[WHAT IS EXPECTED] Give the number of lines that contain the string "data", please, and nothing else.

↓

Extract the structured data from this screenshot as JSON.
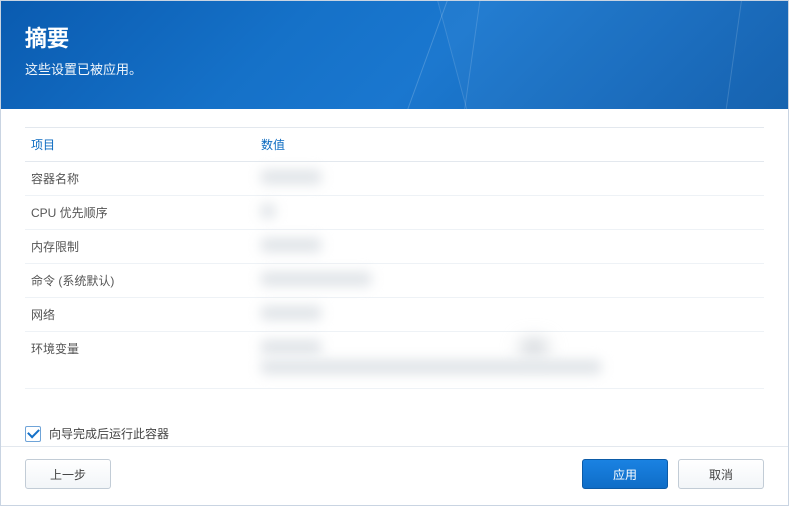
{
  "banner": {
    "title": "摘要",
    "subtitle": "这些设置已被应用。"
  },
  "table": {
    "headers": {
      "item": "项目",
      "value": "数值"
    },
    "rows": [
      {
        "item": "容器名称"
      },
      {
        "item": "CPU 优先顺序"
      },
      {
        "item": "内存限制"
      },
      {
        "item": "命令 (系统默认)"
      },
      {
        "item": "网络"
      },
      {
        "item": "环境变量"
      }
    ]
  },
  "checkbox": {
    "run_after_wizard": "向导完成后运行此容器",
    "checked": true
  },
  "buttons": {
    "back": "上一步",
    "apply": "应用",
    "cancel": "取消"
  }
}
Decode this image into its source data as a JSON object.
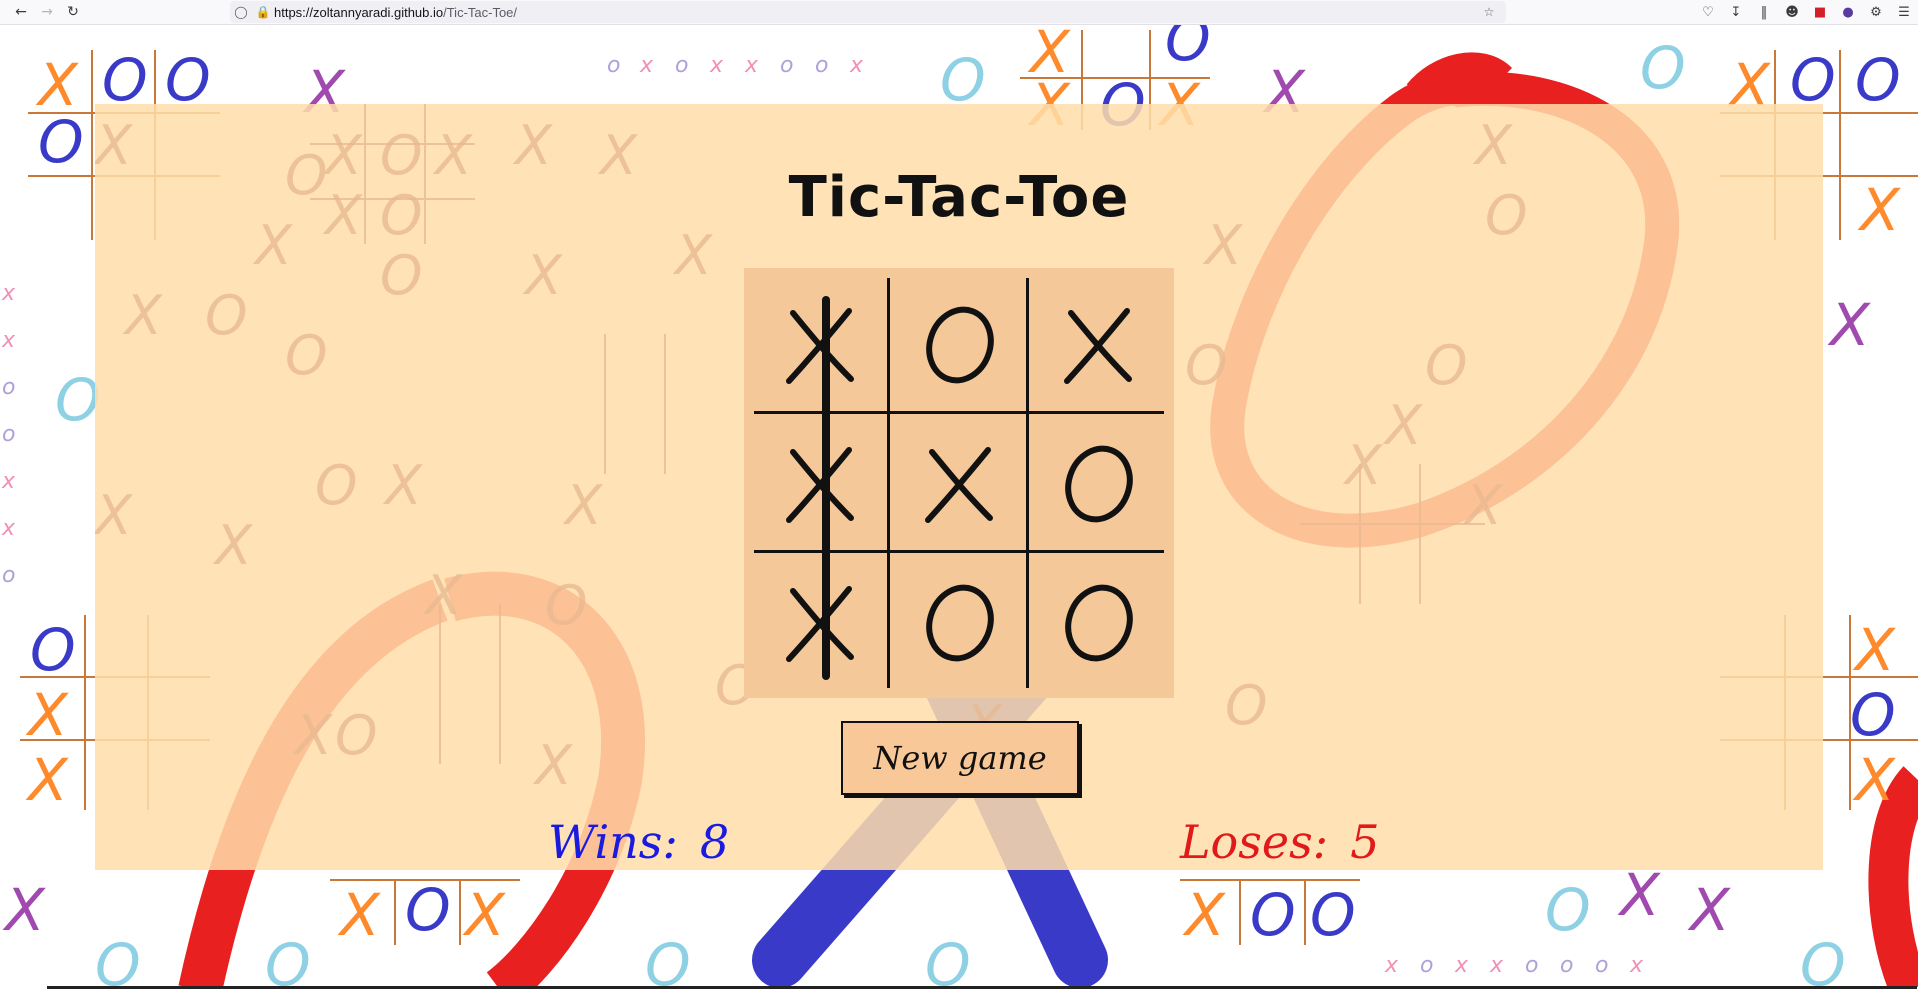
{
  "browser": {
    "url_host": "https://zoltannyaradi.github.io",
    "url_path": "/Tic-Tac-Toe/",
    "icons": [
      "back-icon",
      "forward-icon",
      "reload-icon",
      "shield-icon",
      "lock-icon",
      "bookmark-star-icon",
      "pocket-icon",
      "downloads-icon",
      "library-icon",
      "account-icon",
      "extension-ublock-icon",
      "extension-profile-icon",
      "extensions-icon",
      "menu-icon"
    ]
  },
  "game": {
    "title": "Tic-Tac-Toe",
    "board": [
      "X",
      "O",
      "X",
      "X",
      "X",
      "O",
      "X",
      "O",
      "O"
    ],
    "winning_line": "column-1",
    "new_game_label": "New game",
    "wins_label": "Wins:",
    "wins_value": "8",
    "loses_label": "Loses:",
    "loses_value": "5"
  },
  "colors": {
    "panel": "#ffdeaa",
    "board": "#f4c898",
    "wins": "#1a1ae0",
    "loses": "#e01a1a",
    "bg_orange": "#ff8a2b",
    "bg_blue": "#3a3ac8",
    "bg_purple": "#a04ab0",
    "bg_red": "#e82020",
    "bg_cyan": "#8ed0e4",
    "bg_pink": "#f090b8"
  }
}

↑

[TASK OUTPUT] 2